Dataset entries on figures:
□ □ □

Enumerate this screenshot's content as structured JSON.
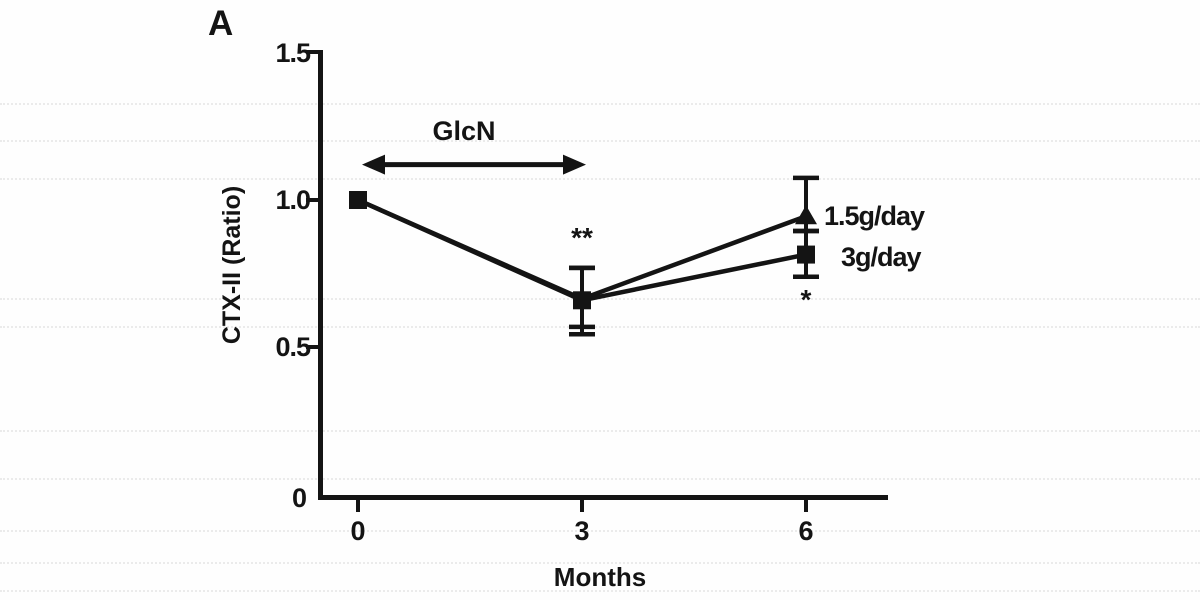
{
  "figure": {
    "panel_label": "A",
    "y_axis": {
      "tick_labels": [
        "1.5",
        "1.0",
        "0.5",
        "0"
      ]
    },
    "x_axis": {
      "tick_labels": [
        "0",
        "3",
        "6"
      ]
    }
  },
  "chart_data": {
    "type": "line",
    "title": "",
    "xlabel": "Months",
    "ylabel": "CTX-II  (Ratio)",
    "x": [
      0,
      3,
      6
    ],
    "xlim": [
      0,
      7
    ],
    "ylim": [
      0,
      1.5
    ],
    "yticks": [
      0,
      0.5,
      1.0,
      1.5
    ],
    "grid": false,
    "marker_color": "#141414",
    "series": [
      {
        "name": "1.5g/day",
        "marker": "triangle",
        "point_markers": [
          "none",
          "none",
          "triangle"
        ],
        "values": [
          1.0,
          0.665,
          0.945
        ],
        "error_high": [
          0,
          0.105,
          0.13
        ],
        "error_low": [
          0,
          0.095,
          0.05
        ]
      },
      {
        "name": "3g/day",
        "marker": "square",
        "point_markers": [
          "square",
          "square",
          "square"
        ],
        "values": [
          1.0,
          0.66,
          0.815
        ],
        "error_high": [
          0,
          0.11,
          0.08
        ],
        "error_low": [
          0,
          0.115,
          0.075
        ]
      }
    ],
    "annotations": [
      {
        "text": "GlcN",
        "type": "double_arrow",
        "x_from": 0,
        "x_to": 3,
        "y": 1.12
      },
      {
        "text": "**",
        "type": "significance",
        "x": 3,
        "position": "above"
      },
      {
        "text": "*",
        "type": "significance",
        "x": 6,
        "position": "below"
      }
    ],
    "legend_position": "right-of-last-points"
  }
}
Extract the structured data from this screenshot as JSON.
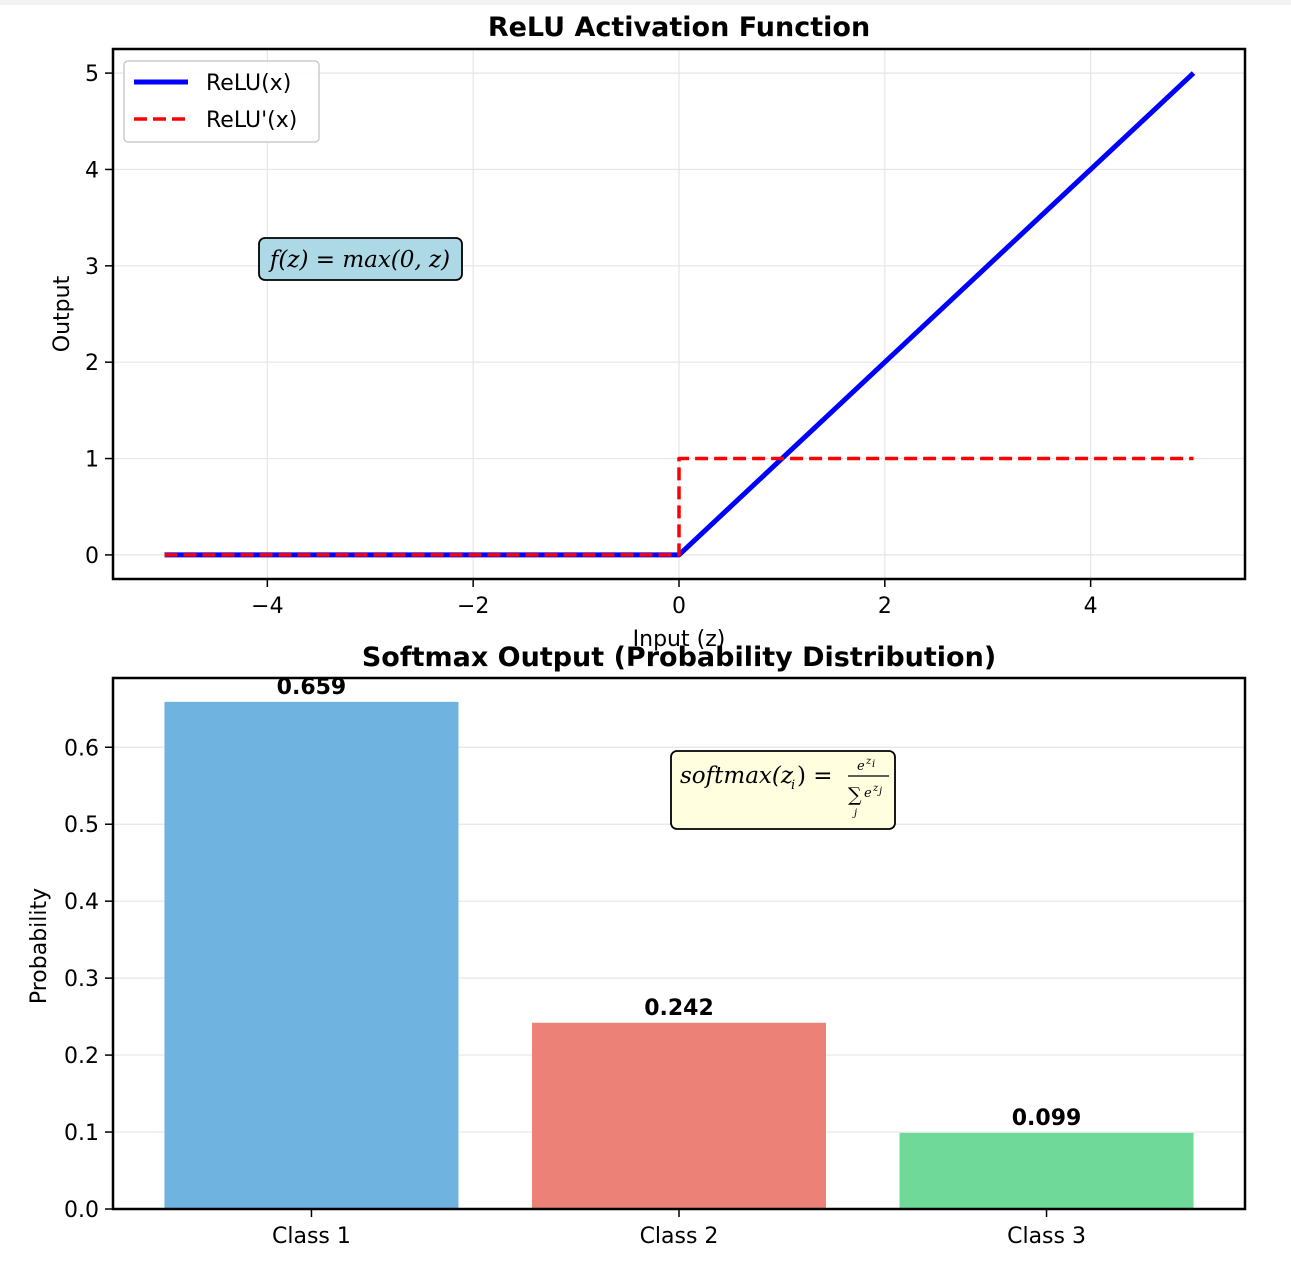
{
  "chart_data": [
    {
      "type": "line",
      "title": "ReLU Activation Function",
      "xlabel": "Input (z)",
      "ylabel": "Output",
      "xlim": [
        -5.5,
        5.5
      ],
      "ylim": [
        -0.25,
        5.25
      ],
      "xticks": [
        -4,
        -2,
        0,
        2,
        4
      ],
      "xtick_labels": [
        "−4",
        "−2",
        "0",
        "2",
        "4"
      ],
      "yticks": [
        0,
        1,
        2,
        3,
        4,
        5
      ],
      "ytick_labels": [
        "0",
        "1",
        "2",
        "3",
        "4",
        "5"
      ],
      "grid": true,
      "legend_position": "upper-left",
      "series": [
        {
          "name": "ReLU(x)",
          "color": "#0000ff",
          "style": "solid",
          "x": [
            -5,
            0,
            5
          ],
          "y": [
            0,
            0,
            5
          ]
        },
        {
          "name": "ReLU'(x)",
          "color": "#ff0000",
          "style": "dashed",
          "x": [
            -5,
            0,
            0,
            5
          ],
          "y": [
            0,
            0,
            1,
            1
          ]
        }
      ],
      "annotation": {
        "text": "f(z) = max(0, z)",
        "x": -3,
        "y": 3,
        "box_color": "#add8e6"
      }
    },
    {
      "type": "bar",
      "title": "Softmax Output (Probability Distribution)",
      "xlabel": "",
      "ylabel": "Probability",
      "categories": [
        "Class 1",
        "Class 2",
        "Class 3"
      ],
      "values": [
        0.659,
        0.242,
        0.099
      ],
      "value_labels": [
        "0.659",
        "0.242",
        "0.099"
      ],
      "colors": [
        "#6fb3e0",
        "#ec8277",
        "#6fd99a"
      ],
      "ylim": [
        0,
        0.69
      ],
      "yticks": [
        0,
        0.1,
        0.2,
        0.3,
        0.4,
        0.5,
        0.6
      ],
      "ytick_labels": [
        "0.0",
        "0.1",
        "0.2",
        "0.3",
        "0.4",
        "0.5",
        "0.6"
      ],
      "grid": true,
      "annotation": {
        "text": "softmax(z_i) = e^{z_i} / Σ_j e^{z_j}",
        "box_color": "#ffffe0"
      }
    }
  ]
}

□ □ □

THE PROBLEM:
Within the listing above, find every line containing the string "name" and return it.

COMPLETE ANSWER:
        "name": "1.5g/day",
        "name": "3g/day",
          "name": "ReLU(x)",
          "name": "ReLU'(x)",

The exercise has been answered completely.